→ Work instructions: Return the material exactly as supplied, apart from the pictures, which are omitted.

→ Data to use:

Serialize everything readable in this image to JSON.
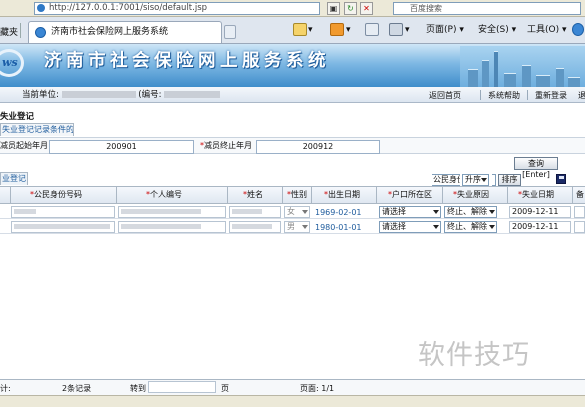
{
  "browser": {
    "address_url": "http://127.0.0.1:7001/siso/default.jsp",
    "search_placeholder": "百度搜索",
    "favorites_label": "藏夹",
    "tab_title": "济南市社会保险网上服务系统",
    "toolbar": {
      "page_label": "页面(P)",
      "safety_label": "安全(S)",
      "tools_label": "工具(O)"
    }
  },
  "app": {
    "banner_logo": "ws",
    "banner_title": "济南市社会保险网上服务系统",
    "current_unit_label": "当前单位:",
    "unit_code_label": "(编号:",
    "nav": [
      "返回首页",
      "系统帮助",
      "重新登录",
      "退"
    ]
  },
  "page": {
    "title": "失业登记",
    "subtab_label": "失业登记记录条件的职工",
    "filter": {
      "start_label": "减员起始年月",
      "start_value": "200901",
      "end_label": "减员终止年月",
      "end_value": "200912",
      "query_button": "查询[Enter]"
    },
    "grid": {
      "tab_label": "业登记",
      "sort_field": "公民身份号码",
      "sort_order": "升序",
      "sort_button": "排序",
      "columns": [
        "公民身份号码",
        "个人编号",
        "姓名",
        "性别",
        "出生日期",
        "户口所在区",
        "失业原因",
        "失业日期",
        "备"
      ],
      "rows": [
        {
          "gender": "女",
          "birth_date": "1969-02-01",
          "district": "请选择",
          "reason": "终止、解除",
          "unemp_date": "2009-12-11"
        },
        {
          "gender": "男",
          "birth_date": "1980-01-01",
          "district": "请选择",
          "reason": "终止、解除",
          "unemp_date": "2009-12-11"
        }
      ]
    },
    "footer": {
      "total_label": "计:",
      "record_count": "2条记录",
      "goto_label": "转到",
      "page_unit": "页",
      "page_info_label": "页面: 1/1"
    }
  },
  "watermark": "软件技巧",
  "colors": {
    "banner_blue": "#3f8dcb",
    "link_blue": "#1f5c9d",
    "required_star": "#cc0000"
  }
}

→ Answer in full:
Serialize everything readable in this image to JSON.
{
  "browser": {
    "address_url": "http://127.0.0.1:7001/siso/default.jsp",
    "search_placeholder": "百度搜索",
    "favorites_label": "藏夹",
    "tab_title": "济南市社会保险网上服务系统",
    "toolbar": {
      "page_label": "页面(P)",
      "safety_label": "安全(S)",
      "tools_label": "工具(O)"
    }
  },
  "app": {
    "banner_logo": "ws",
    "banner_title": "济南市社会保险网上服务系统",
    "current_unit_label": "当前单位:",
    "unit_code_label": "(编号:",
    "nav": [
      "返回首页",
      "系统帮助",
      "重新登录",
      "退"
    ]
  },
  "page": {
    "title": "失业登记",
    "subtab_label": "失业登记记录条件的职工",
    "filter": {
      "start_label": "减员起始年月",
      "start_value": "200901",
      "end_label": "减员终止年月",
      "end_value": "200912",
      "query_button": "查询[Enter]"
    },
    "grid": {
      "tab_label": "业登记",
      "sort_field": "公民身份号码",
      "sort_order": "升序",
      "sort_button": "排序",
      "columns": [
        "公民身份号码",
        "个人编号",
        "姓名",
        "性别",
        "出生日期",
        "户口所在区",
        "失业原因",
        "失业日期",
        "备"
      ],
      "rows": [
        {
          "gender": "女",
          "birth_date": "1969-02-01",
          "district": "请选择",
          "reason": "终止、解除",
          "unemp_date": "2009-12-11"
        },
        {
          "gender": "男",
          "birth_date": "1980-01-01",
          "district": "请选择",
          "reason": "终止、解除",
          "unemp_date": "2009-12-11"
        }
      ]
    },
    "footer": {
      "total_label": "计:",
      "record_count": "2条记录",
      "goto_label": "转到",
      "page_unit": "页",
      "page_info_label": "页面: 1/1"
    }
  },
  "watermark": "软件技巧",
  "colors": {
    "banner_blue": "#3f8dcb",
    "link_blue": "#1f5c9d",
    "required_star": "#cc0000"
  }
}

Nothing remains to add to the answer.